Scan the records for the word "content". Copy each line that includes it.
======== Data for processing ========
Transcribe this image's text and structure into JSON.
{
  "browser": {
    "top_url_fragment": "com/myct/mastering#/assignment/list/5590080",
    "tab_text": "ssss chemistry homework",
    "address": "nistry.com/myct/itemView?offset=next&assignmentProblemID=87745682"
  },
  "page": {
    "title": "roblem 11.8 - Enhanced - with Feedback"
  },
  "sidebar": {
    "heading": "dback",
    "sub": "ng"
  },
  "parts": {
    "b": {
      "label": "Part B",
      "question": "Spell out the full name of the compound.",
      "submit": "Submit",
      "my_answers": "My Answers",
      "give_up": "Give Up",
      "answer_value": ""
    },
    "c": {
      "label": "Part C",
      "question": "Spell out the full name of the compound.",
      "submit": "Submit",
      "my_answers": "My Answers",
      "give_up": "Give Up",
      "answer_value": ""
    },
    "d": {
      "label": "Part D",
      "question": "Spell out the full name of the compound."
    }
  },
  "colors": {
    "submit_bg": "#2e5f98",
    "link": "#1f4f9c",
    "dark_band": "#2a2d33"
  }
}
========
======== Data for processing ========
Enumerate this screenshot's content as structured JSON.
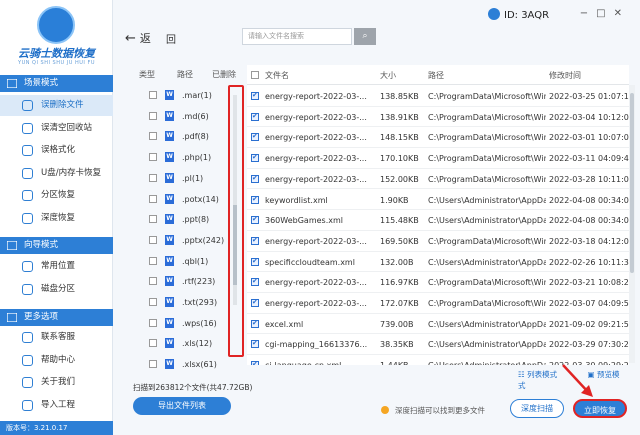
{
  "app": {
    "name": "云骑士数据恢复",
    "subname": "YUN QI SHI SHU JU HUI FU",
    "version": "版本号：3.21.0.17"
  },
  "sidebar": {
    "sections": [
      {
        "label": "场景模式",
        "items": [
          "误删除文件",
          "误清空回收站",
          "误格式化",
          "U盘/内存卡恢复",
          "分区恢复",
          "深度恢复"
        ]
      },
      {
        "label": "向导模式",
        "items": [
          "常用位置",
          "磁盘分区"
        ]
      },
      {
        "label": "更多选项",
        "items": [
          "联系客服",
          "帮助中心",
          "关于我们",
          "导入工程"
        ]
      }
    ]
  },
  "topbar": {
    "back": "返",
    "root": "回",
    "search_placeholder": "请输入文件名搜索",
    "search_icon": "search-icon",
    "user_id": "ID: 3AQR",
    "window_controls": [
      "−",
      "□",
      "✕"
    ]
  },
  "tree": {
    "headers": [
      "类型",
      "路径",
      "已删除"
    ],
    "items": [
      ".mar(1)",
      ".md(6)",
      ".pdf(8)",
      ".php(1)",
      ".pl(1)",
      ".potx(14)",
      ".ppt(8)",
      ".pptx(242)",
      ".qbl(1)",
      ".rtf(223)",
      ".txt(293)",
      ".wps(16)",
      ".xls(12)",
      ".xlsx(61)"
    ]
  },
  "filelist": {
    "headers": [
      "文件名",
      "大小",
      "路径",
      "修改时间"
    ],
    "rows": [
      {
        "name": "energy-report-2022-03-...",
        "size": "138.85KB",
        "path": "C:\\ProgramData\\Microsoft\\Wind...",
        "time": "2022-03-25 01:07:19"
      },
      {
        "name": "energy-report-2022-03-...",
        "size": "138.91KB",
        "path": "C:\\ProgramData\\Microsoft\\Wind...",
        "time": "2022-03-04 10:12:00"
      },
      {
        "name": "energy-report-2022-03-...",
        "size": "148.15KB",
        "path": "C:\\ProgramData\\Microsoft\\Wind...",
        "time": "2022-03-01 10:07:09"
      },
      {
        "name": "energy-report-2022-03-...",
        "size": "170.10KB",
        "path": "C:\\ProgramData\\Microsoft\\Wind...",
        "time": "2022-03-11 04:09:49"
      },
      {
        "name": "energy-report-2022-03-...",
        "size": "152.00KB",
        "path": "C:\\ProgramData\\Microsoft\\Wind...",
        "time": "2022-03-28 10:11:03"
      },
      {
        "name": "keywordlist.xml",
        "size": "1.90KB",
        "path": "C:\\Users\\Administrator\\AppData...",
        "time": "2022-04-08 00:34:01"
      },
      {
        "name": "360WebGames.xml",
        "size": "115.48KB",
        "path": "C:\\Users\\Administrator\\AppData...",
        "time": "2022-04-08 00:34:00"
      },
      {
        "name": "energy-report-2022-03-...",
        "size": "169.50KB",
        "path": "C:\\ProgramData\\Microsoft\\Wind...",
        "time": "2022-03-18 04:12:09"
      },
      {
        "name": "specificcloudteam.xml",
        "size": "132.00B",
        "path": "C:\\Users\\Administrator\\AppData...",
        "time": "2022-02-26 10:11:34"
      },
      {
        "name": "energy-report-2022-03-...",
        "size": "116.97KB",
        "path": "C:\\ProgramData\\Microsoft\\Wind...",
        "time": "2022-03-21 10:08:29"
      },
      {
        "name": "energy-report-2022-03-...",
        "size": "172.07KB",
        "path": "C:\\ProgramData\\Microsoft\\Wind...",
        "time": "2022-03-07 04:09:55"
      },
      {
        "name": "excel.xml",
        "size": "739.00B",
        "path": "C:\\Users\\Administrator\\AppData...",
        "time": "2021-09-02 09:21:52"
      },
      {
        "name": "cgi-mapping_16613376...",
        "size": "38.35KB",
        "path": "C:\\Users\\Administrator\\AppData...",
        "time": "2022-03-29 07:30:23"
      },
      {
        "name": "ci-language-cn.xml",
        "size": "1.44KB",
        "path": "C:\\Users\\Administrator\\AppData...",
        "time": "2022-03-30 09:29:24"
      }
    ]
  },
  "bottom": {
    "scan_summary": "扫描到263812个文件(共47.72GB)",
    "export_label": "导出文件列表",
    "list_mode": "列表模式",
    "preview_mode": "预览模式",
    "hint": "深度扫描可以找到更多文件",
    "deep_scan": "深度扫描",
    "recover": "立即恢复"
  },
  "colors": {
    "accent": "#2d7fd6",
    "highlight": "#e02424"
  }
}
========
======== Data for processing ========
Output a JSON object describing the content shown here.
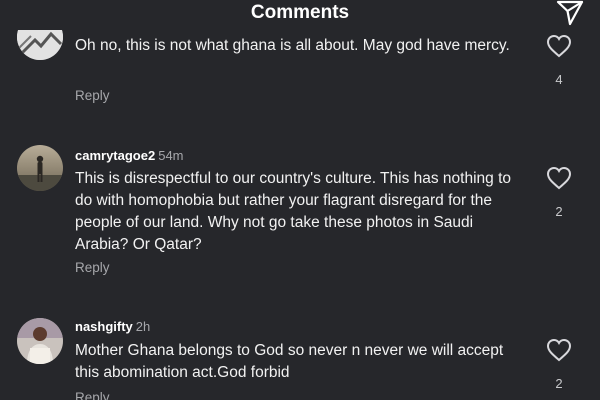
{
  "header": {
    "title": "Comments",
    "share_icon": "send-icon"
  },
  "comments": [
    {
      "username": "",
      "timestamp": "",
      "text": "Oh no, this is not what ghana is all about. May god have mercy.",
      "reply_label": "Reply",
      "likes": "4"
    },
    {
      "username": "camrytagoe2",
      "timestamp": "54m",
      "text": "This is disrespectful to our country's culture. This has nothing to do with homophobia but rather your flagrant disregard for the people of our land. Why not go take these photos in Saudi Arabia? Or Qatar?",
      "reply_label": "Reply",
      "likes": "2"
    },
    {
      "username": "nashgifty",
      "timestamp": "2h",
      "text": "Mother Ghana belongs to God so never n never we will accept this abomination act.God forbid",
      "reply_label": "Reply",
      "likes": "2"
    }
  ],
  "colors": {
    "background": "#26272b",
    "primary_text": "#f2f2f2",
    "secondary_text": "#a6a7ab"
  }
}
========
### The solution
Enumerate this screenshot's content as structured JSON.
Output a JSON object describing the content shown here.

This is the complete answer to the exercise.